Excerpted text
Thank you to all that have helped me with this one. As you can tell i have not been doing allot of Tsql so this really helps. I need to do more. I am forcing myself now with some linked server and backup queries. So you may see more question in the future.
Thanks again for the help.
Stacey W. A. Gregerson -
Antares solution is very slick, though it may be difficult to understand how it works and hard to read if you don't know how the functions involved work in this 'special' case.
Another (perhaps 'lighter') way to do this stuff;
-- This is a sample matrix showing how to find out dates of month boundries
-- from any given point in time.
set nocount on
declare @date datetime
set @date = getdate() -- the point in time from which to measure
print '''Today''s date'' is: ' + convert(char(10), @date, 121)

Stated task
Repeat the T-SQL forum thread word for word from "Another (perhaps 'lighter')" to "point in time.". The rows have nothing to do with the T-SQL forum thread.

Information provided

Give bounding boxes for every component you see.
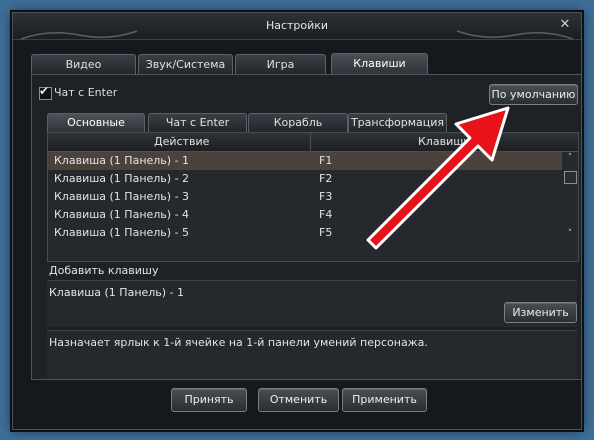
tab-sound-system[interactable]: Звук/Система [138, 54, 233, 74]
chat-enter-checkbox[interactable]: ✔ [39, 84, 52, 100]
description-box: Назначает ярлык к 1-й ячейке на 1-й пане… [47, 330, 577, 379]
change-button[interactable]: Изменить [504, 302, 577, 323]
checkmark-icon: ✔ [39, 84, 50, 98]
scroll-up-icon[interactable]: ˄ [565, 153, 575, 163]
apply-button[interactable]: Применить [342, 388, 427, 412]
close-icon[interactable]: ✕ [558, 18, 572, 32]
subtab-transformation[interactable]: Трансформация [348, 113, 447, 132]
accept-button[interactable]: Принять [171, 388, 247, 412]
scroll-thumb[interactable] [564, 171, 577, 184]
description-text: Назначает ярлык к 1-й ячейке на 1-й пане… [49, 336, 428, 349]
table-row[interactable]: Клавиша (1 Панель) - 3 F3 [48, 188, 562, 206]
chat-enter-label: Чат с Enter [54, 86, 118, 99]
current-key-value: Клавиша (1 Панель) - 1 [49, 286, 185, 299]
tab-keys[interactable]: Клавиши [331, 53, 428, 75]
row-key: F5 [319, 226, 333, 239]
cancel-button[interactable]: Отменить [258, 388, 339, 412]
subtab-chat-enter[interactable]: Чат с Enter [148, 113, 247, 132]
row-action: Клавиша (1 Панель) - 5 [54, 226, 190, 239]
keys-panel: ✔ Чат с Enter По умолчанию Основные Чат … [31, 74, 582, 380]
add-key-label: Добавить клавишу [49, 264, 159, 277]
table-header: Действие Клавиши [48, 133, 578, 152]
title-bar[interactable]: Настройки ✕ [13, 13, 581, 40]
current-key-box: Клавиша (1 Панель) - 1 [47, 280, 577, 327]
subtab-main[interactable]: Основные [47, 113, 145, 132]
column-header-keys[interactable]: Клавиши [418, 135, 470, 148]
column-divider [310, 133, 311, 151]
subtab-ship[interactable]: Корабль [248, 113, 348, 132]
default-button[interactable]: По умолчанию [489, 84, 578, 105]
row-action: Клавиша (1 Панель) - 2 [54, 172, 190, 185]
keybind-table: Действие Клавиши Клавиша (1 Панель) - 1 … [47, 132, 579, 262]
column-header-action[interactable]: Действие [154, 135, 209, 148]
table-row[interactable]: Клавиша (1 Панель) - 1 F1 [48, 152, 562, 170]
row-key: F3 [319, 190, 333, 203]
table-row[interactable]: Клавиша (1 Панель) - 4 F4 [48, 206, 562, 224]
row-action: Клавиша (1 Панель) - 3 [54, 190, 190, 203]
window-title: Настройки [265, 19, 329, 32]
row-key: F2 [319, 172, 333, 185]
table-scrollbar[interactable]: ˄ ˅ [563, 153, 577, 241]
scroll-down-icon[interactable]: ˅ [565, 229, 575, 239]
settings-window: Настройки ✕ Видео Звук/Система Игра Клав… [12, 12, 582, 430]
row-action: Клавиша (1 Панель) - 4 [54, 208, 190, 221]
tab-video[interactable]: Видео [31, 54, 136, 74]
table-row[interactable]: Клавиша (1 Панель) - 2 F2 [48, 170, 562, 188]
row-action: Клавиша (1 Панель) - 1 [54, 154, 190, 167]
row-key: F4 [319, 208, 333, 221]
tab-game[interactable]: Игра [235, 54, 326, 74]
row-key: F1 [319, 154, 333, 167]
table-row[interactable]: Клавиша (1 Панель) - 5 F5 [48, 224, 562, 242]
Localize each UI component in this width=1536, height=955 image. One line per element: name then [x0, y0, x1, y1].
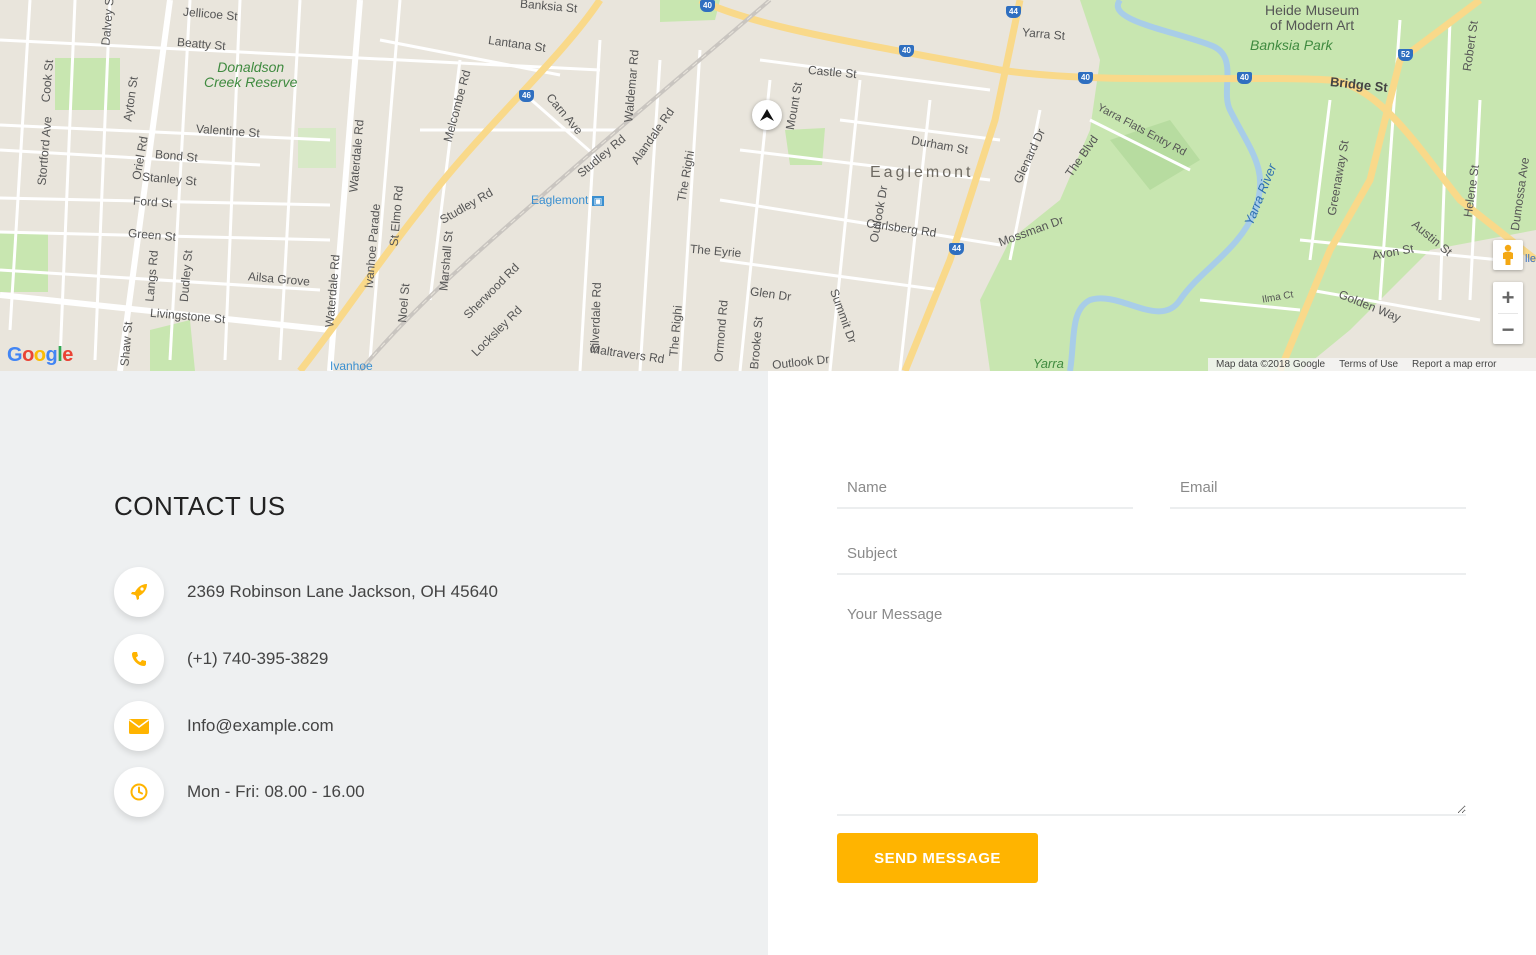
map-marker[interactable]: [752, 100, 782, 130]
route-shield: 40: [899, 45, 914, 57]
email-text[interactable]: Info@example.com: [187, 716, 334, 736]
terms-link[interactable]: Terms of Use: [1339, 359, 1398, 370]
route-shield: 44: [949, 243, 964, 255]
route-shield: 40: [1078, 72, 1093, 84]
map-street-label: Yarra St: [1021, 25, 1066, 43]
send-message-button[interactable]: SEND MESSAGE: [837, 833, 1038, 883]
email-input[interactable]: [1170, 467, 1466, 509]
clock-icon: [114, 767, 164, 817]
name-input[interactable]: [837, 467, 1133, 509]
contact-title: CONTACT US: [114, 491, 286, 521]
route-shield: 40: [1237, 72, 1252, 84]
map-edge-label: lle: [1525, 253, 1536, 265]
contact-item-email: Info@example.com: [114, 701, 334, 751]
zoom-out-button[interactable]: −: [1493, 314, 1523, 345]
map-label-banksia-park: Banksia Park: [1250, 37, 1333, 53]
map-label-station-ivanhoe: Ivanhoe: [330, 359, 373, 371]
hours-text: Mon - Fri: 08.00 - 16.00: [187, 782, 365, 801]
map-street-label: Cook St: [38, 59, 57, 103]
google-logo[interactable]: Google: [7, 344, 73, 367]
report-error-link[interactable]: Report a map error: [1412, 359, 1496, 370]
contact-form: SEND MESSAGE: [768, 371, 1536, 955]
street-view-pegman[interactable]: [1493, 240, 1523, 270]
route-shield: 40: [700, 0, 715, 12]
route-shield: 52: [1398, 49, 1413, 61]
route-shield: 44: [1006, 6, 1021, 18]
route-shield: 46: [519, 90, 534, 102]
map-attribution-bar: Map data ©2018 Google Terms of Use Repor…: [1208, 358, 1536, 371]
rocket-icon: [114, 567, 164, 617]
map-label-station-eaglemont: Eaglemont ▣: [531, 193, 605, 207]
map-street-label: Shaw St: [117, 321, 136, 367]
contact-item-address: 2369 Robinson Lane Jackson, OH 45640: [114, 567, 498, 617]
contact-info-panel: CONTACT US 2369 Robinson Lane Jackson, O…: [0, 371, 768, 955]
map-canvas[interactable]: [0, 0, 1536, 371]
pegman-icon: [1503, 244, 1513, 265]
address-text: 2369 Robinson Lane Jackson, OH 45640: [187, 582, 498, 601]
contact-item-hours: Mon - Fri: 08.00 - 16.00: [114, 767, 365, 817]
phone-icon: [114, 634, 164, 684]
zoom-controls: + −: [1493, 282, 1523, 344]
map-label-yarra: Yarra: [1033, 356, 1064, 371]
phone-text: (+1) 740-395-3829: [187, 649, 329, 668]
map-street-label: Bond St: [154, 147, 199, 165]
map-label-donaldson: Donaldson Creek Reserve: [204, 59, 298, 90]
map[interactable]: Donaldson Creek Reserve Eaglemont Banksi…: [0, 0, 1536, 371]
marker-arrow-icon: [760, 109, 774, 121]
contact-item-phone: (+1) 740-395-3829: [114, 634, 328, 684]
map-street-label: Ford St: [132, 193, 173, 211]
message-textarea[interactable]: [837, 598, 1466, 816]
map-data-text: Map data ©2018 Google: [1216, 359, 1326, 370]
subject-input[interactable]: [837, 533, 1466, 575]
map-street-label: Noel St: [394, 282, 413, 324]
map-label-eaglemont: Eaglemont: [870, 164, 974, 181]
zoom-in-button[interactable]: +: [1493, 282, 1523, 313]
envelope-icon: [114, 701, 164, 751]
map-label-heide: Heide Museum of Modern Art: [1265, 2, 1360, 33]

Reply to the exercise
Another (perhaps 'lighter') way to do this stuff;
-- This is a sample matrix showing how to find out dates of month boundries
-- from any given point in time.